(Extracted records)
*-*-*

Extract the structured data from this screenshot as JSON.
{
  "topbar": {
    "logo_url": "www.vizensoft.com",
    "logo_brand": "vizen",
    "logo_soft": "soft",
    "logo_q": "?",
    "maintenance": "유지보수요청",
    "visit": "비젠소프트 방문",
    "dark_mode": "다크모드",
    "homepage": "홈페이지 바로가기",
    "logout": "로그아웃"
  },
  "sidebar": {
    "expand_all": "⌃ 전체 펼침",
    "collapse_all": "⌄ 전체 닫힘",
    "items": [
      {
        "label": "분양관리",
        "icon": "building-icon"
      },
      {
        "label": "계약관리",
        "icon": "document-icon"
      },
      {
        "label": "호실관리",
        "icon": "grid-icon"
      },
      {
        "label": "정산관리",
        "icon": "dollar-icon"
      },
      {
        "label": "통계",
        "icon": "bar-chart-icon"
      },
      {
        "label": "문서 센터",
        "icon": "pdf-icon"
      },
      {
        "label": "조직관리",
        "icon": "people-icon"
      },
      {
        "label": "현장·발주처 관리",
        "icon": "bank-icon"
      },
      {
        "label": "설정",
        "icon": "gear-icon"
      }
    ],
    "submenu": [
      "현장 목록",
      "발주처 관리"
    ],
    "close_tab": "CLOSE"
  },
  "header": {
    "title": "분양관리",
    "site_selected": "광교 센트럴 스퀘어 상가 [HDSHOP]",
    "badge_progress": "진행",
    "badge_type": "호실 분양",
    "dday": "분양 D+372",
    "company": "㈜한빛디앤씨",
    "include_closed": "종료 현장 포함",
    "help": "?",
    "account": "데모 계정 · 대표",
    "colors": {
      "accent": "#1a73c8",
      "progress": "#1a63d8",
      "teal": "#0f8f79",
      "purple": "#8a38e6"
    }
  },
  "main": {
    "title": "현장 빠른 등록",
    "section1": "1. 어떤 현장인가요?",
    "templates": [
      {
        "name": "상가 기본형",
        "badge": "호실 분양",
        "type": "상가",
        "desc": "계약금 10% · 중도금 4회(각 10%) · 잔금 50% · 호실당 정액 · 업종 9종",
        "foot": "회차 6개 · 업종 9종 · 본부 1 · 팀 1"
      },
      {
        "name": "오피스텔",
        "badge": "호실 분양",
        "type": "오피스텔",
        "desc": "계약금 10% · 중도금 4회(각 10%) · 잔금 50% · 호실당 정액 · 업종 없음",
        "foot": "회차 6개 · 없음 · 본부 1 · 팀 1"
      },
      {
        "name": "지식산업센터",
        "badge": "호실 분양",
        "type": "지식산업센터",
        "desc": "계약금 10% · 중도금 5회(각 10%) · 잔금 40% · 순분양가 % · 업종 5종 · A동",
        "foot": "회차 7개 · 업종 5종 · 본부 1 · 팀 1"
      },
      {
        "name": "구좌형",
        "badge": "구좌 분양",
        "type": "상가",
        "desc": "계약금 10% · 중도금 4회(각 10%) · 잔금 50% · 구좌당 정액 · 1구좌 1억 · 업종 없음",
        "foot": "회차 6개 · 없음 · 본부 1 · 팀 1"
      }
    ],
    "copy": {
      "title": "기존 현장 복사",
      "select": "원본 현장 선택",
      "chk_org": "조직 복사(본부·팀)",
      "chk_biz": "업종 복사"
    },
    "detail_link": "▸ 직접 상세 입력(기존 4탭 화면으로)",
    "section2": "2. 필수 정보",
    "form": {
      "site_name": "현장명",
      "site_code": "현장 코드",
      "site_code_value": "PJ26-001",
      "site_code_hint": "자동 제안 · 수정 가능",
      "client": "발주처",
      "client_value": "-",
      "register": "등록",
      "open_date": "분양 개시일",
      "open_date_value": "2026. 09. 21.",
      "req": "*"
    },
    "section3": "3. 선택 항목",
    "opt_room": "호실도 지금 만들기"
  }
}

*-*-*

◆ GOAL OF THE EXERCISE
Show, from the listing above, each line that contains the word "title".

◆ RESPONSE TO THE EXERCISE
    "title": "분양관리",
    "title": "현장 빠른 등록",
      "title": "기존 현장 복사",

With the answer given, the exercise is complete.